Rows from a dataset
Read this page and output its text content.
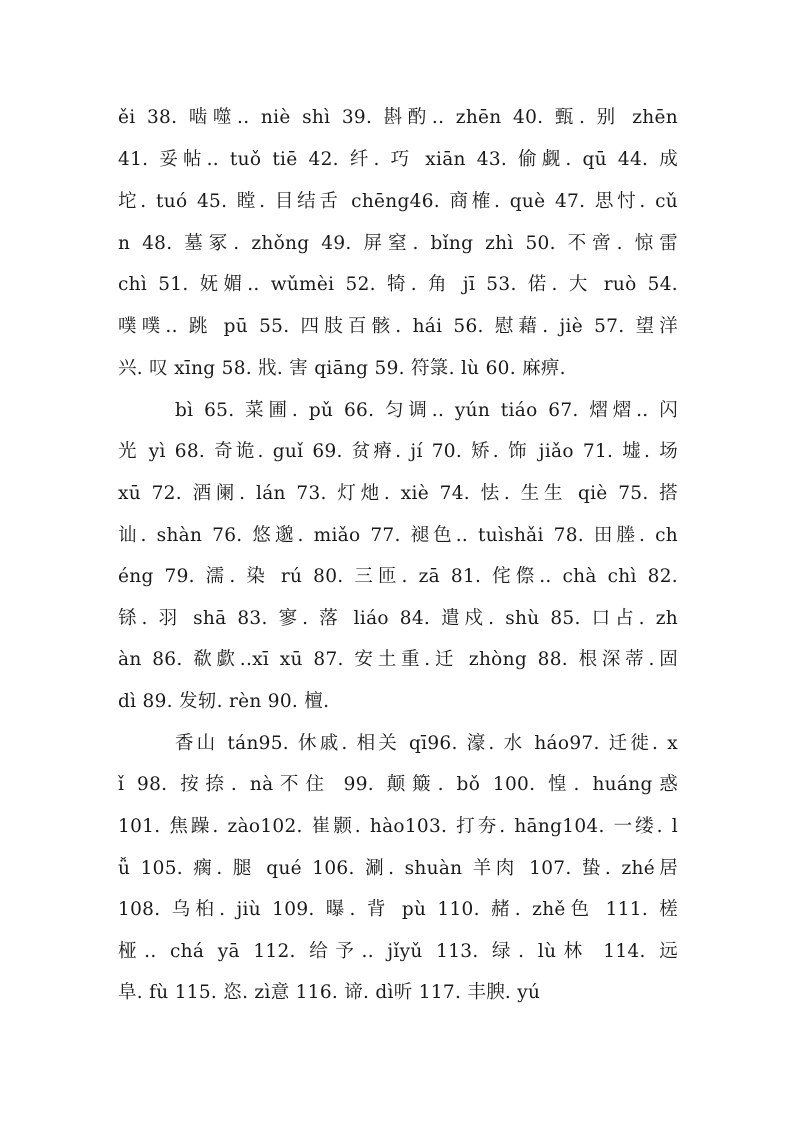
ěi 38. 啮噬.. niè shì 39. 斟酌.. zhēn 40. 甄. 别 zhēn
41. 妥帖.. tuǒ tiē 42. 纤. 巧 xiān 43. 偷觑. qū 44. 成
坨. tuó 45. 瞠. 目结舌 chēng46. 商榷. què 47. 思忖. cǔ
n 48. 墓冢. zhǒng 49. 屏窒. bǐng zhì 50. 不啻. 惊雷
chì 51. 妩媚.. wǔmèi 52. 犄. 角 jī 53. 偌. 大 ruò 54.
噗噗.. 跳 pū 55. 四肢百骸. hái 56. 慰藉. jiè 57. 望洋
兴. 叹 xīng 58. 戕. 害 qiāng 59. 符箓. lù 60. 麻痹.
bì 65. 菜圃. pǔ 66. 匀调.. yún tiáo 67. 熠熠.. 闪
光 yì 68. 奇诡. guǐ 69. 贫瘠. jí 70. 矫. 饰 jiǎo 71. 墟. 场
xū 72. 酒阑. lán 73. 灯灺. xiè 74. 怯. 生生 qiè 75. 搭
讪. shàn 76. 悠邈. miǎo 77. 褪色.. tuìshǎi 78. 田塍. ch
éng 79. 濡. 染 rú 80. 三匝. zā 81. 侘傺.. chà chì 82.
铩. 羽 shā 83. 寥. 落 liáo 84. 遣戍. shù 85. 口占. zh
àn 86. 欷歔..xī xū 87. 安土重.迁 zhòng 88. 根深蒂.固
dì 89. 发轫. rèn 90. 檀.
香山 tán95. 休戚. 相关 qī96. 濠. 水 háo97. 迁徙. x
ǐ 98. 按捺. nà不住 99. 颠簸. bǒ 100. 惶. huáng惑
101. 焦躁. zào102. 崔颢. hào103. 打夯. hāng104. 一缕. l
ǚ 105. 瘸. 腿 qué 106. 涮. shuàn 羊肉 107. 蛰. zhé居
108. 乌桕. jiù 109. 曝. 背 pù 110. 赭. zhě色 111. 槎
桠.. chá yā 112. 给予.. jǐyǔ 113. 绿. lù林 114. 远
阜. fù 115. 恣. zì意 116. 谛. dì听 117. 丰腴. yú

TASK BRIEF — Transcribe each line above verbatim, with the pictures left out.

SOLUTION TO THE PROBLEM —
Read this page and output its text content.
ěi 38. 啮噬.. niè shì 39. 斟酌.. zhēn 40. 甄. 别 zhēn
41. 妥帖.. tuǒ tiē 42. 纤. 巧 xiān 43. 偷觑. qū 44. 成
坨. tuó 45. 瞠. 目结舌 chēng46. 商榷. què 47. 思忖. cǔ
n 48. 墓冢. zhǒng 49. 屏窒. bǐng zhì 50. 不啻. 惊雷
chì 51. 妩媚.. wǔmèi 52. 犄. 角 jī 53. 偌. 大 ruò 54.
噗噗.. 跳 pū 55. 四肢百骸. hái 56. 慰藉. jiè 57. 望洋
兴. 叹 xīng 58. 戕. 害 qiāng 59. 符箓. lù 60. 麻痹.
bì 65. 菜圃. pǔ 66. 匀调.. yún tiáo 67. 熠熠.. 闪
光 yì 68. 奇诡. guǐ 69. 贫瘠. jí 70. 矫. 饰 jiǎo 71. 墟. 场
xū 72. 酒阑. lán 73. 灯灺. xiè 74. 怯. 生生 qiè 75. 搭
讪. shàn 76. 悠邈. miǎo 77. 褪色.. tuìshǎi 78. 田塍. ch
éng 79. 濡. 染 rú 80. 三匝. zā 81. 侘傺.. chà chì 82.
铩. 羽 shā 83. 寥. 落 liáo 84. 遣戍. shù 85. 口占. zh
àn 86. 欷歔..xī xū 87. 安土重.迁 zhòng 88. 根深蒂.固
dì 89. 发轫. rèn 90. 檀.
香山 tán95. 休戚. 相关 qī96. 濠. 水 háo97. 迁徙. x
ǐ 98. 按捺. nà不住 99. 颠簸. bǒ 100. 惶. huáng惑
101. 焦躁. zào102. 崔颢. hào103. 打夯. hāng104. 一缕. l
ǚ 105. 瘸. 腿 qué 106. 涮. shuàn 羊肉 107. 蛰. zhé居
108. 乌桕. jiù 109. 曝. 背 pù 110. 赭. zhě色 111. 槎
桠.. chá yā 112. 给予.. jǐyǔ 113. 绿. lù林 114. 远
阜. fù 115. 恣. zì意 116. 谛. dì听 117. 丰腴. yú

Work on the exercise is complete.